- _WHAT YOU ARE ASKED TO DO_
Extract each line of the data below exactly as written.

- _RECORDS FOR PROCESSING_

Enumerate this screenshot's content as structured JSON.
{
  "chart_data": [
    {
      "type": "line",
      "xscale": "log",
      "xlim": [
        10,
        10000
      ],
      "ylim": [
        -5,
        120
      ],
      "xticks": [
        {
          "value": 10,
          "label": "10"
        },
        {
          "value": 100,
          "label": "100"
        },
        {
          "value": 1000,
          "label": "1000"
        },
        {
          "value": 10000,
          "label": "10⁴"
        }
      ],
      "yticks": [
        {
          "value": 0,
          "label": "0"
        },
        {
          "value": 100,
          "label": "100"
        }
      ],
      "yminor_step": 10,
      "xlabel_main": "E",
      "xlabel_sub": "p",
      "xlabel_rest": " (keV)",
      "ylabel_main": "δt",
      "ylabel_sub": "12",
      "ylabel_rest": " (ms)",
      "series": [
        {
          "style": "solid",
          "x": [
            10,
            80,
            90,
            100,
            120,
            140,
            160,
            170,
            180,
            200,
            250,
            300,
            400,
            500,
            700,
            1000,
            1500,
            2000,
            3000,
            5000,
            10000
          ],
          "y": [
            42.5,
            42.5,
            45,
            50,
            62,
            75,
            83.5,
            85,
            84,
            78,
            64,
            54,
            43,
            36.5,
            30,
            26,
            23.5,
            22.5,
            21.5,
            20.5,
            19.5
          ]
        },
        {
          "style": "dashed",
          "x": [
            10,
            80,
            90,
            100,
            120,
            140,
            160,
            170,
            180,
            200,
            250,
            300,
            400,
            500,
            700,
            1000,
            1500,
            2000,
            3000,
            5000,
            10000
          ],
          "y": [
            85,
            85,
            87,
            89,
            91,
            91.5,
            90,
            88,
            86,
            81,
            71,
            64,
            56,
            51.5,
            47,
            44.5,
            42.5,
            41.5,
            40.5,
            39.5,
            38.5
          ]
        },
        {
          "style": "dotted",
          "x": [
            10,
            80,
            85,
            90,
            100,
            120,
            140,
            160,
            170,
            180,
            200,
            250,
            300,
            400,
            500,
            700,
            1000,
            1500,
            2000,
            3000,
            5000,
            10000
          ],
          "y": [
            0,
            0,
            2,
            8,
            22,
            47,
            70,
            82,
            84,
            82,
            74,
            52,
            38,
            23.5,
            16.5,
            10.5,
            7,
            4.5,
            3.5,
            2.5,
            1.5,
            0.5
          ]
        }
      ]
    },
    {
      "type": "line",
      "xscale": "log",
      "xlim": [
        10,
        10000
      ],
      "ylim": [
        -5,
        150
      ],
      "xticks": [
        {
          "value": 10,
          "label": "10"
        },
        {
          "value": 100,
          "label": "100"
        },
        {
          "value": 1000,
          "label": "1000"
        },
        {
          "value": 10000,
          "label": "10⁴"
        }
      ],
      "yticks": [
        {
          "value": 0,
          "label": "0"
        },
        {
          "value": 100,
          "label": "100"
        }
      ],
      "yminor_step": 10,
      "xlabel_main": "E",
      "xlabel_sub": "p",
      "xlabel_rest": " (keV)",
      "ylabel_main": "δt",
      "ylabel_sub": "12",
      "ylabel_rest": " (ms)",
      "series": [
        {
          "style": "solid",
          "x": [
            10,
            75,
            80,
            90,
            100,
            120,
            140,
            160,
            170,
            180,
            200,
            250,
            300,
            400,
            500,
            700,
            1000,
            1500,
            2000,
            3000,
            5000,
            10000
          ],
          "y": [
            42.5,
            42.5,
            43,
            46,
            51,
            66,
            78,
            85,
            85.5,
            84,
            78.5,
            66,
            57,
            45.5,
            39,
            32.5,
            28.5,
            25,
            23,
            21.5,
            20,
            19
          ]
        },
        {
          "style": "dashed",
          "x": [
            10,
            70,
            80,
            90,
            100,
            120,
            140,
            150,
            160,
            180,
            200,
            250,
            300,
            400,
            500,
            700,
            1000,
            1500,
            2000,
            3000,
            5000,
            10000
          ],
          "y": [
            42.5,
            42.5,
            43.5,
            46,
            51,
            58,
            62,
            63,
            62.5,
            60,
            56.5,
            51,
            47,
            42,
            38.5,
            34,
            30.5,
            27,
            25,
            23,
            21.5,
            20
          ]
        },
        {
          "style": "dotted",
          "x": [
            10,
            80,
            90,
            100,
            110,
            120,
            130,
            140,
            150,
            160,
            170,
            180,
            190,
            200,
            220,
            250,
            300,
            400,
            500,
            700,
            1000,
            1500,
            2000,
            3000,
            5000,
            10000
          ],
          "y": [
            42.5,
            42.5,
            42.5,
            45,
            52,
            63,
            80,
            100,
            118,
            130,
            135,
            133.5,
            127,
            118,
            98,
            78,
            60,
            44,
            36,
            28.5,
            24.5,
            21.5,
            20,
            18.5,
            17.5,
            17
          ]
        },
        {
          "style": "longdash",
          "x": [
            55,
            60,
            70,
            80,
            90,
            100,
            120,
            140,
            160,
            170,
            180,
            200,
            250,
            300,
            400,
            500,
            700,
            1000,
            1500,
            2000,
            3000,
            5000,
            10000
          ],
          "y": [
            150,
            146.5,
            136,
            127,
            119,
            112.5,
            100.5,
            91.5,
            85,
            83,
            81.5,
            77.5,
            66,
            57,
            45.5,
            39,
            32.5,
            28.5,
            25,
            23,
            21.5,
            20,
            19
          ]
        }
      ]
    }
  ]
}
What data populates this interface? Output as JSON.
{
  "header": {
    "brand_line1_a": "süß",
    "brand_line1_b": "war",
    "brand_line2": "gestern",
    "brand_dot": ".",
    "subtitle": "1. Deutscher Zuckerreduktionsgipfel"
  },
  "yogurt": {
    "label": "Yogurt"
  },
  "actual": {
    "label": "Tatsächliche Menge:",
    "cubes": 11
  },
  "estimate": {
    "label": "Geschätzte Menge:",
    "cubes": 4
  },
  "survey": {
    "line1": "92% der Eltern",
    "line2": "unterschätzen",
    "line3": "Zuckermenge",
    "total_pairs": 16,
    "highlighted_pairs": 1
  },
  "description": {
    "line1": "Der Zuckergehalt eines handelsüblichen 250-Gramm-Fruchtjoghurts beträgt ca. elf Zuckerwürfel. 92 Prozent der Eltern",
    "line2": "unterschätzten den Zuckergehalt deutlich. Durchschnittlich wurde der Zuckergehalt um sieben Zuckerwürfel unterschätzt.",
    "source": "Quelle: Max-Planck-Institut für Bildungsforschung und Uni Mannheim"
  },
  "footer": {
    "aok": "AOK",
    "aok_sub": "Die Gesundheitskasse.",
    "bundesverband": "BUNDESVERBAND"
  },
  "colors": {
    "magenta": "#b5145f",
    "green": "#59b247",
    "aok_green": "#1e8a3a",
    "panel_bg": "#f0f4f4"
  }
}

- _OUTPUT OF THE EXERCISE_
Enumerate this screenshot's content as structured JSON.
{
  "chart_data": [
    {
      "type": "line",
      "xscale": "log",
      "xlim": [
        10,
        10000
      ],
      "ylim": [
        -5,
        120
      ],
      "xticks": [
        {
          "value": 10,
          "label": "10"
        },
        {
          "value": 100,
          "label": "100"
        },
        {
          "value": 1000,
          "label": "1000"
        },
        {
          "value": 10000,
          "label": "10⁴"
        }
      ],
      "yticks": [
        {
          "value": 0,
          "label": "0"
        },
        {
          "value": 100,
          "label": "100"
        }
      ],
      "yminor_step": 10,
      "xlabel_main": "E",
      "xlabel_sub": "p",
      "xlabel_rest": " (keV)",
      "ylabel_main": "δt",
      "ylabel_sub": "12",
      "ylabel_rest": " (ms)",
      "series": [
        {
          "style": "solid",
          "x": [
            10,
            80,
            90,
            100,
            120,
            140,
            160,
            170,
            180,
            200,
            250,
            300,
            400,
            500,
            700,
            1000,
            1500,
            2000,
            3000,
            5000,
            10000
          ],
          "y": [
            42.5,
            42.5,
            45,
            50,
            62,
            75,
            83.5,
            85,
            84,
            78,
            64,
            54,
            43,
            36.5,
            30,
            26,
            23.5,
            22.5,
            21.5,
            20.5,
            19.5
          ]
        },
        {
          "style": "dashed",
          "x": [
            10,
            80,
            90,
            100,
            120,
            140,
            160,
            170,
            180,
            200,
            250,
            300,
            400,
            500,
            700,
            1000,
            1500,
            2000,
            3000,
            5000,
            10000
          ],
          "y": [
            85,
            85,
            87,
            89,
            91,
            91.5,
            90,
            88,
            86,
            81,
            71,
            64,
            56,
            51.5,
            47,
            44.5,
            42.5,
            41.5,
            40.5,
            39.5,
            38.5
          ]
        },
        {
          "style": "dotted",
          "x": [
            10,
            80,
            85,
            90,
            100,
            120,
            140,
            160,
            170,
            180,
            200,
            250,
            300,
            400,
            500,
            700,
            1000,
            1500,
            2000,
            3000,
            5000,
            10000
          ],
          "y": [
            0,
            0,
            2,
            8,
            22,
            47,
            70,
            82,
            84,
            82,
            74,
            52,
            38,
            23.5,
            16.5,
            10.5,
            7,
            4.5,
            3.5,
            2.5,
            1.5,
            0.5
          ]
        }
      ]
    },
    {
      "type": "line",
      "xscale": "log",
      "xlim": [
        10,
        10000
      ],
      "ylim": [
        -5,
        150
      ],
      "xticks": [
        {
          "value": 10,
          "label": "10"
        },
        {
          "value": 100,
          "label": "100"
        },
        {
          "value": 1000,
          "label": "1000"
        },
        {
          "value": 10000,
          "label": "10⁴"
        }
      ],
      "yticks": [
        {
          "value": 0,
          "label": "0"
        },
        {
          "value": 100,
          "label": "100"
        }
      ],
      "yminor_step": 10,
      "xlabel_main": "E",
      "xlabel_sub": "p",
      "xlabel_rest": " (keV)",
      "ylabel_main": "δt",
      "ylabel_sub": "12",
      "ylabel_rest": " (ms)",
      "series": [
        {
          "style": "solid",
          "x": [
            10,
            75,
            80,
            90,
            100,
            120,
            140,
            160,
            170,
            180,
            200,
            250,
            300,
            400,
            500,
            700,
            1000,
            1500,
            2000,
            3000,
            5000,
            10000
          ],
          "y": [
            42.5,
            42.5,
            43,
            46,
            51,
            66,
            78,
            85,
            85.5,
            84,
            78.5,
            66,
            57,
            45.5,
            39,
            32.5,
            28.5,
            25,
            23,
            21.5,
            20,
            19
          ]
        },
        {
          "style": "dashed",
          "x": [
            10,
            70,
            80,
            90,
            100,
            120,
            140,
            150,
            160,
            180,
            200,
            250,
            300,
            400,
            500,
            700,
            1000,
            1500,
            2000,
            3000,
            5000,
            10000
          ],
          "y": [
            42.5,
            42.5,
            43.5,
            46,
            51,
            58,
            62,
            63,
            62.5,
            60,
            56.5,
            51,
            47,
            42,
            38.5,
            34,
            30.5,
            27,
            25,
            23,
            21.5,
            20
          ]
        },
        {
          "style": "dotted",
          "x": [
            10,
            80,
            90,
            100,
            110,
            120,
            130,
            140,
            150,
            160,
            170,
            180,
            190,
            200,
            220,
            250,
            300,
            400,
            500,
            700,
            1000,
            1500,
            2000,
            3000,
            5000,
            10000
          ],
          "y": [
            42.5,
            42.5,
            42.5,
            45,
            52,
            63,
            80,
            100,
            118,
            130,
            135,
            133.5,
            127,
            118,
            98,
            78,
            60,
            44,
            36,
            28.5,
            24.5,
            21.5,
            20,
            18.5,
            17.5,
            17
          ]
        },
        {
          "style": "longdash",
          "x": [
            55,
            60,
            70,
            80,
            90,
            100,
            120,
            140,
            160,
            170,
            180,
            200,
            250,
            300,
            400,
            500,
            700,
            1000,
            1500,
            2000,
            3000,
            5000,
            10000
          ],
          "y": [
            150,
            146.5,
            136,
            127,
            119,
            112.5,
            100.5,
            91.5,
            85,
            83,
            81.5,
            77.5,
            66,
            57,
            45.5,
            39,
            32.5,
            28.5,
            25,
            23,
            21.5,
            20,
            19
          ]
        }
      ]
    }
  ]
}
What data populates this interface? Output as JSON.
{
  "header": {
    "brand_line1_a": "süß",
    "brand_line1_b": "war",
    "brand_line2": "gestern",
    "brand_dot": ".",
    "subtitle": "1. Deutscher Zuckerreduktionsgipfel"
  },
  "yogurt": {
    "label": "Yogurt"
  },
  "actual": {
    "label": "Tatsächliche Menge:",
    "cubes": 11
  },
  "estimate": {
    "label": "Geschätzte Menge:",
    "cubes": 4
  },
  "survey": {
    "line1": "92% der Eltern",
    "line2": "unterschätzen",
    "line3": "Zuckermenge",
    "total_pairs": 16,
    "highlighted_pairs": 1
  },
  "description": {
    "line1": "Der Zuckergehalt eines handelsüblichen 250-Gramm-Fruchtjoghurts beträgt ca. elf Zuckerwürfel. 92 Prozent der Eltern",
    "line2": "unterschätzten den Zuckergehalt deutlich. Durchschnittlich wurde der Zuckergehalt um sieben Zuckerwürfel unterschätzt.",
    "source": "Quelle: Max-Planck-Institut für Bildungsforschung und Uni Mannheim"
  },
  "footer": {
    "aok": "AOK",
    "aok_sub": "Die Gesundheitskasse.",
    "bundesverband": "BUNDESVERBAND"
  },
  "colors": {
    "magenta": "#b5145f",
    "green": "#59b247",
    "aok_green": "#1e8a3a",
    "panel_bg": "#f0f4f4"
  }
}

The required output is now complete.